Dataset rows
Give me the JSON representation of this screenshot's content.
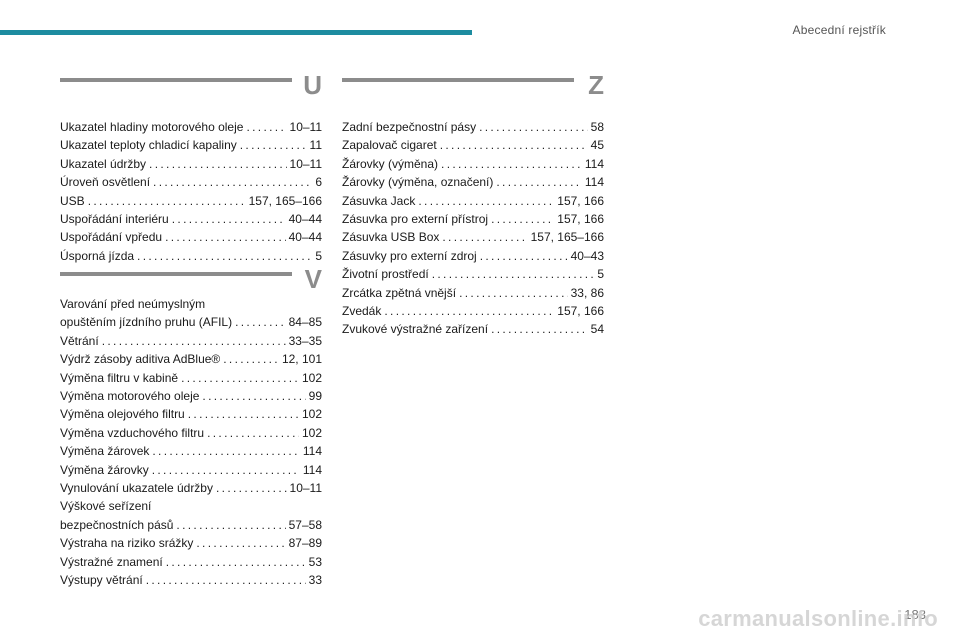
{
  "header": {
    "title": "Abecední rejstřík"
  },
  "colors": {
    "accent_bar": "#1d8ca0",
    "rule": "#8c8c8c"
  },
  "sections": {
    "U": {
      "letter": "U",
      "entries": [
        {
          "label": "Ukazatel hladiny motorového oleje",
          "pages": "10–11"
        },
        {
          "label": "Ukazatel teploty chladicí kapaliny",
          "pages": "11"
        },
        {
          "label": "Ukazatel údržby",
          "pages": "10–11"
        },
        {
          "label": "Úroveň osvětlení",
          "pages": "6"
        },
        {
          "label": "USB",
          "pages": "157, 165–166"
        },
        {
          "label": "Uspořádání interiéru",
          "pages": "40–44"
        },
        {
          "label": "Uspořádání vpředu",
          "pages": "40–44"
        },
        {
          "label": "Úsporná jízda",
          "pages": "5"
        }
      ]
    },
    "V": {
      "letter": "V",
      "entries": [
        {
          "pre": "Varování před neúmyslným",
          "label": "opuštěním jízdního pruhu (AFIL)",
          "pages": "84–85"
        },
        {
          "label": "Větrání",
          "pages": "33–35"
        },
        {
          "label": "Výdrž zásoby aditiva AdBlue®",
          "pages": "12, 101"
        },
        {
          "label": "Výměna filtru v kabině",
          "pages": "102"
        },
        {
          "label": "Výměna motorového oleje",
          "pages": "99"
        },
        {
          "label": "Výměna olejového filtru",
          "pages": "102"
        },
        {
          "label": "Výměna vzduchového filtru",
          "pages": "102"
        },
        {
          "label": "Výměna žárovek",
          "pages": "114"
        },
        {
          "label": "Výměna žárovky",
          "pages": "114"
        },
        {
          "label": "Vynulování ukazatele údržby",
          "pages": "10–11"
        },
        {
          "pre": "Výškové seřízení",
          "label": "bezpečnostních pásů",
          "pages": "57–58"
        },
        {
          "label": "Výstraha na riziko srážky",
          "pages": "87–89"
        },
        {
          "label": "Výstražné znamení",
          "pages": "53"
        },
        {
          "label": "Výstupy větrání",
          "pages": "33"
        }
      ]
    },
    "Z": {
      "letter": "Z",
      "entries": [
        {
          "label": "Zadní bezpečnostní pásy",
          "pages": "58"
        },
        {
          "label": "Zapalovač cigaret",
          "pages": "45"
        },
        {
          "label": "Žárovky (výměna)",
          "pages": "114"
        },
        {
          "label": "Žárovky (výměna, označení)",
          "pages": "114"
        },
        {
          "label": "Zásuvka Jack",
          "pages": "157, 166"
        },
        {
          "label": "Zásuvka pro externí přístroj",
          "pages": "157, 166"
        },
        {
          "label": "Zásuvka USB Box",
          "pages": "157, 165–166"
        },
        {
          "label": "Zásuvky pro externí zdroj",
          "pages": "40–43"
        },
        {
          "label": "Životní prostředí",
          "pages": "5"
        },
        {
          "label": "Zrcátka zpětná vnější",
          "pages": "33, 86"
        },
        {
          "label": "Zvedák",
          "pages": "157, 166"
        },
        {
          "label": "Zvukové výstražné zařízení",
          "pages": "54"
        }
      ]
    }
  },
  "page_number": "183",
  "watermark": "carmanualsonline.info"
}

---

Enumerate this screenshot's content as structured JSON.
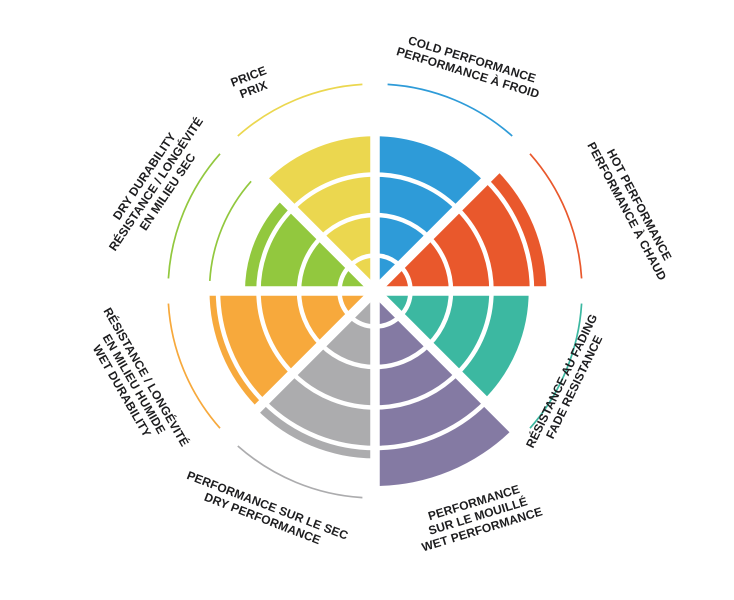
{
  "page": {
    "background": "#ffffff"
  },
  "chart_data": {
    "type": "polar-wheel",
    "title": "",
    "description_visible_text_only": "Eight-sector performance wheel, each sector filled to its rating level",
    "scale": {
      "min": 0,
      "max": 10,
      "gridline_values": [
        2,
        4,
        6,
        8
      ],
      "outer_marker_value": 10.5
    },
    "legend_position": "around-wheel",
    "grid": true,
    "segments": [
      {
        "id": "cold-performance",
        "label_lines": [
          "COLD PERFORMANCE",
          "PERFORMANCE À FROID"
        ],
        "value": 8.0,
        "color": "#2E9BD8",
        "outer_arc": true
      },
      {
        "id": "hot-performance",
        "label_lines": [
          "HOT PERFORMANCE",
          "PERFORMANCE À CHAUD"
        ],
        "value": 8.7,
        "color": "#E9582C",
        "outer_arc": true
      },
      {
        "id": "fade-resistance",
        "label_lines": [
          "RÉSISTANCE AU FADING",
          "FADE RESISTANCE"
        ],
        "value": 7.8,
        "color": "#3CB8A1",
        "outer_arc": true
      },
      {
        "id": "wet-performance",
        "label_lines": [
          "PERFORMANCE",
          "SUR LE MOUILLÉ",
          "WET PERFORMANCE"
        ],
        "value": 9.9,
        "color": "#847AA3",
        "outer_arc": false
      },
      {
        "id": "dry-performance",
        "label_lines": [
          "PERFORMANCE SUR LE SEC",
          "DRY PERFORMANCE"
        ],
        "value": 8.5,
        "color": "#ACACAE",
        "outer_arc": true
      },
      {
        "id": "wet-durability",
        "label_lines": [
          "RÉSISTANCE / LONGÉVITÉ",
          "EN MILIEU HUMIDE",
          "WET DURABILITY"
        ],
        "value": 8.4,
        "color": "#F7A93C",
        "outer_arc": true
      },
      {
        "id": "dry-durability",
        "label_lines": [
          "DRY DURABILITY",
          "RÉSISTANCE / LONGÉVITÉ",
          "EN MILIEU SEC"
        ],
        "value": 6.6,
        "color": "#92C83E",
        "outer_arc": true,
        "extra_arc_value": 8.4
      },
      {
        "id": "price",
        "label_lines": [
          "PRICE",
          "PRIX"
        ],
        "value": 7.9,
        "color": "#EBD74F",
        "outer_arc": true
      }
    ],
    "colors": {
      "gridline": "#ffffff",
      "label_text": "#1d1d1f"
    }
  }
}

==

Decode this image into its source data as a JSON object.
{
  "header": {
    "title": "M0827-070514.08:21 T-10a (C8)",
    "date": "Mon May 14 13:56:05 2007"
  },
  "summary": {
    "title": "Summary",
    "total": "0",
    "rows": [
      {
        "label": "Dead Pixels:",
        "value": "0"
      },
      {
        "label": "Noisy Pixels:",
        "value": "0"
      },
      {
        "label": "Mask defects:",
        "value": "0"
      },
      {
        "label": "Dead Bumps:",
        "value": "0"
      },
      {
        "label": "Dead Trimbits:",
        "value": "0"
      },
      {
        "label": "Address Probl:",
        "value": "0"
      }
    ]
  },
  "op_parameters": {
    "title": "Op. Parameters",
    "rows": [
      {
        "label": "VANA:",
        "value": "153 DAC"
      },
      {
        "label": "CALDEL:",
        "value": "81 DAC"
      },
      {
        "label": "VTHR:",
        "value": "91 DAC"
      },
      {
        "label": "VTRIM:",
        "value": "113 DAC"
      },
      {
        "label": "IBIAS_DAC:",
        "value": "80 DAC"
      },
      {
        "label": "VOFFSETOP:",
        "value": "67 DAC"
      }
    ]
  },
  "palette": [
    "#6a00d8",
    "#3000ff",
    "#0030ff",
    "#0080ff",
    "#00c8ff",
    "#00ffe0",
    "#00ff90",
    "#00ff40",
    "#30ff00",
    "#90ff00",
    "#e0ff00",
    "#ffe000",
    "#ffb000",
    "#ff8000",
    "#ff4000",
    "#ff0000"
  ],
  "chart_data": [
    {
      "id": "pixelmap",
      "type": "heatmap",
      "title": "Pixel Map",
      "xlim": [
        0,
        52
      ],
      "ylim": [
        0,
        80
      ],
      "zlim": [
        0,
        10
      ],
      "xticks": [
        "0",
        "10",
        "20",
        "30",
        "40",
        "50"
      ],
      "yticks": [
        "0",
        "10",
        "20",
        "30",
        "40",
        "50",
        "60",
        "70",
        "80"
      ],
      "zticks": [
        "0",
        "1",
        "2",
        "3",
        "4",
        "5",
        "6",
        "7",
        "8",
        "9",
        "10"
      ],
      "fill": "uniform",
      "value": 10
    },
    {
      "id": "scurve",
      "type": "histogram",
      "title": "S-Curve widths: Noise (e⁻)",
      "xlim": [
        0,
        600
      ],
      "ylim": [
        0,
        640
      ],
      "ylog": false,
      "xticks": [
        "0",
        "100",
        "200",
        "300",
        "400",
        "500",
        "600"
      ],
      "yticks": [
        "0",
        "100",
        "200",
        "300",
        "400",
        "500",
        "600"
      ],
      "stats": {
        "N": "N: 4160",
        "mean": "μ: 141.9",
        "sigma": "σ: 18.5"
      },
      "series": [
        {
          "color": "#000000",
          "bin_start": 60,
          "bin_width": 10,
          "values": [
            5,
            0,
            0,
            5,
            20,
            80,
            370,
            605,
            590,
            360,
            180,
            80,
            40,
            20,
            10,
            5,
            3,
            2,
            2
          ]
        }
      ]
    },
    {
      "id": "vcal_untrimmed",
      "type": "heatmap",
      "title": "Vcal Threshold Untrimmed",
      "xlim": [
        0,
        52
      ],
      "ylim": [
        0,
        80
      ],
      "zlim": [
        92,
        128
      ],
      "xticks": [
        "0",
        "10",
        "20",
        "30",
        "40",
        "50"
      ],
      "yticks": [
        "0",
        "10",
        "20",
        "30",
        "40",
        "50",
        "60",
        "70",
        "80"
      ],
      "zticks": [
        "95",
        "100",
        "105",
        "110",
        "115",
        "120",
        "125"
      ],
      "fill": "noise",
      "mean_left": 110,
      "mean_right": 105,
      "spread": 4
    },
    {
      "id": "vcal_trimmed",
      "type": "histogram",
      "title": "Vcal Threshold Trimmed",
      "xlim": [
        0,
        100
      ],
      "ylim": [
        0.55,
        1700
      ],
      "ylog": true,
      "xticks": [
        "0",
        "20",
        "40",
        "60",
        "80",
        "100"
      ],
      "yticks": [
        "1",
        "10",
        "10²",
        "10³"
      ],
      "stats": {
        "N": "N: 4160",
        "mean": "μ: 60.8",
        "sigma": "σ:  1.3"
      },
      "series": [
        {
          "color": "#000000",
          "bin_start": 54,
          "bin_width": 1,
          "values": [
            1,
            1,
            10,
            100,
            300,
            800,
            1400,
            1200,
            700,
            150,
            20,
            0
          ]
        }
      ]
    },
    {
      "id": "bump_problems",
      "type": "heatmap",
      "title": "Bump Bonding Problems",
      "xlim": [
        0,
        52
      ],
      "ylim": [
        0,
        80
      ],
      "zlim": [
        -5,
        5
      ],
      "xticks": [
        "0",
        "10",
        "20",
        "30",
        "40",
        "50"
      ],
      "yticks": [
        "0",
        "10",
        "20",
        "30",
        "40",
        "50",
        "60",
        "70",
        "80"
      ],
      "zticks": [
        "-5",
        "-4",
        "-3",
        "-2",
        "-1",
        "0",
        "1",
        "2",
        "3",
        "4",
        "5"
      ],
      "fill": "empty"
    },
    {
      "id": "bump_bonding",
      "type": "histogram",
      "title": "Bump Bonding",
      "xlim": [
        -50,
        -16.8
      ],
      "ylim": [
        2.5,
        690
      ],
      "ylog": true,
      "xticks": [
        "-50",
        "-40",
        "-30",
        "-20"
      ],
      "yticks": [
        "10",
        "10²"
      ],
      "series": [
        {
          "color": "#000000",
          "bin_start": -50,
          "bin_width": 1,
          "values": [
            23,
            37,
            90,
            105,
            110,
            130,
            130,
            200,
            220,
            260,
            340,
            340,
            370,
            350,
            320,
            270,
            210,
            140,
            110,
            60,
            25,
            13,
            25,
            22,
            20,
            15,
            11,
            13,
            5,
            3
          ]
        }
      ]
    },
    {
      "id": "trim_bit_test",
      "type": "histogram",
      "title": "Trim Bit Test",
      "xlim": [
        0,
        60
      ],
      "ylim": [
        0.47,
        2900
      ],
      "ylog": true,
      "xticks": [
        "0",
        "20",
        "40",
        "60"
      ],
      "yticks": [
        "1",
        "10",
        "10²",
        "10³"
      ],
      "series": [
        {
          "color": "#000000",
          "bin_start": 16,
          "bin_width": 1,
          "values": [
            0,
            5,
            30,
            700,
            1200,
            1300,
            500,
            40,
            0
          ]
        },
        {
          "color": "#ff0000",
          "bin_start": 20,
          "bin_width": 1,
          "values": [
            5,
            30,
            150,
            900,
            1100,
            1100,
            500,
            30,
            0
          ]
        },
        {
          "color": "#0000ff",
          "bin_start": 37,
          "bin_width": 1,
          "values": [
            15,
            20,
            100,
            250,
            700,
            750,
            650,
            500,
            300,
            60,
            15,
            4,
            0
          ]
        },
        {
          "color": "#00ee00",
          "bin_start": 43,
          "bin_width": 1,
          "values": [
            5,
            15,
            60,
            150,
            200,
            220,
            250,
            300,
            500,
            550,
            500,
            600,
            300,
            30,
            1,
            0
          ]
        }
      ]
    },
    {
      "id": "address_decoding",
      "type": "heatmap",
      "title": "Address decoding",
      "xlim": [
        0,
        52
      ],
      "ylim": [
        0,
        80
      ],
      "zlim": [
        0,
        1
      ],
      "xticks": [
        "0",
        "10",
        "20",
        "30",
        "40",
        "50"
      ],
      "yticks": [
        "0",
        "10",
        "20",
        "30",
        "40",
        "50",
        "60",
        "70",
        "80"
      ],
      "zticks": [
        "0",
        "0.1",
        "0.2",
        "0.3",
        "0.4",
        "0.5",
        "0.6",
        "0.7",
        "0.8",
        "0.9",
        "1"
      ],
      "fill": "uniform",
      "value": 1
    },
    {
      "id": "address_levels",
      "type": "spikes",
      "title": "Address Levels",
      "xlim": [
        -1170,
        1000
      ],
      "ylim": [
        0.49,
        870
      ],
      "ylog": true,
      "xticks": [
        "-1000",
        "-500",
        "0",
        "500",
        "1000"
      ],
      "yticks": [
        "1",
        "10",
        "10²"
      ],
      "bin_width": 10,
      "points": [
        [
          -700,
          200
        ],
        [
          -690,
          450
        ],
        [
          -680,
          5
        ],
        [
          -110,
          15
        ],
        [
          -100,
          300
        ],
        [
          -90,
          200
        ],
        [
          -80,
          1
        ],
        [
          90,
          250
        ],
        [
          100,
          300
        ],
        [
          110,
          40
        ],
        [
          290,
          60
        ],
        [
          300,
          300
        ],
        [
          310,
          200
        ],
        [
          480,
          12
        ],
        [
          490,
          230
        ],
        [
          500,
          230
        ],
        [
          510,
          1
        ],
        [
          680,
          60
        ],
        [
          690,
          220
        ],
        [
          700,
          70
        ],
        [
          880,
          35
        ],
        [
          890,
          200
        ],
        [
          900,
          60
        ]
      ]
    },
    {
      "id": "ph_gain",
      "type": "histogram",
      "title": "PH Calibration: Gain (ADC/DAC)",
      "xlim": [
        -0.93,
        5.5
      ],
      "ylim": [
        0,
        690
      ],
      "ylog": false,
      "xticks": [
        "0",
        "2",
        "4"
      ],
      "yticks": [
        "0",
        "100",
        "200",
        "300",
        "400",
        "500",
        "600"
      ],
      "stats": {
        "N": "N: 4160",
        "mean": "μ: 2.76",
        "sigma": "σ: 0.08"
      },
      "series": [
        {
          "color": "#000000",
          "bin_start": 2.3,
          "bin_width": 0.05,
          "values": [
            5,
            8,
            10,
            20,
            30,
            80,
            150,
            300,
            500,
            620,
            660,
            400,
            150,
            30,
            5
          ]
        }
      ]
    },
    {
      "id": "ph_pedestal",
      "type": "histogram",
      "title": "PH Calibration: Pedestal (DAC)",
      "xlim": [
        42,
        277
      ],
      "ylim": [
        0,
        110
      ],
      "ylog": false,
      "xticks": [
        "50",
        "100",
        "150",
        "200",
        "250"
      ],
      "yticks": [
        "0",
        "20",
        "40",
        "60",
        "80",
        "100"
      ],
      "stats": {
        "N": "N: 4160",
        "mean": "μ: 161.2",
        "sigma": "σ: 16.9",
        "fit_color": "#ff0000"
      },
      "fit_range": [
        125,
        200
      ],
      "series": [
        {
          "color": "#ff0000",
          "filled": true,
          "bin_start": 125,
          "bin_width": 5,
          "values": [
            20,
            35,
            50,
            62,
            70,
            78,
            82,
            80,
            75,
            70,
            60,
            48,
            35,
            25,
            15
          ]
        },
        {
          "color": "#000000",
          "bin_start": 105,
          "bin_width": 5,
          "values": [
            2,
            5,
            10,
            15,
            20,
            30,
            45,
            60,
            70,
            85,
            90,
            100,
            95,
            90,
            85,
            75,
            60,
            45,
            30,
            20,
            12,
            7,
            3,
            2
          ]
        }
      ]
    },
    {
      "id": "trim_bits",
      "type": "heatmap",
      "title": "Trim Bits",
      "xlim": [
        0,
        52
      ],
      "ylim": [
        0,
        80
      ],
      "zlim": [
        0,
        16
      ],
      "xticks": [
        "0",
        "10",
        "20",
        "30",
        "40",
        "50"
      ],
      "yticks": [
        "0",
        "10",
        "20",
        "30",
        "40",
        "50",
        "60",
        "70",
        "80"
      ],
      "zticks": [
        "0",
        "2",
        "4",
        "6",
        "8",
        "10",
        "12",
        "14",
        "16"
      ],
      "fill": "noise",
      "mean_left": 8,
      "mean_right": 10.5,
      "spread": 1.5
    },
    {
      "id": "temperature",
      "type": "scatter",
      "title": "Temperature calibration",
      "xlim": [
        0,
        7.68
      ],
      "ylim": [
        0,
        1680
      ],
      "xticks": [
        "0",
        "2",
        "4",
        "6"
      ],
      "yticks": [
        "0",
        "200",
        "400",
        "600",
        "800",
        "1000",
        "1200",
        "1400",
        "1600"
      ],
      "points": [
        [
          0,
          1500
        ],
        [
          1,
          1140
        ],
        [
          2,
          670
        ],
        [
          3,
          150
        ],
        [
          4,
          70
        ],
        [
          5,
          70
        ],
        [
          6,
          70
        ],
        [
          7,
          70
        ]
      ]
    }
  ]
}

WHAT IS ASKED: From the entries above, collect every line with the string "filled" in it.

SOLUTION:
    "description_visible_text_only": "Eight-sector performance wheel, each sector filled to its rating level",
          "filled": true,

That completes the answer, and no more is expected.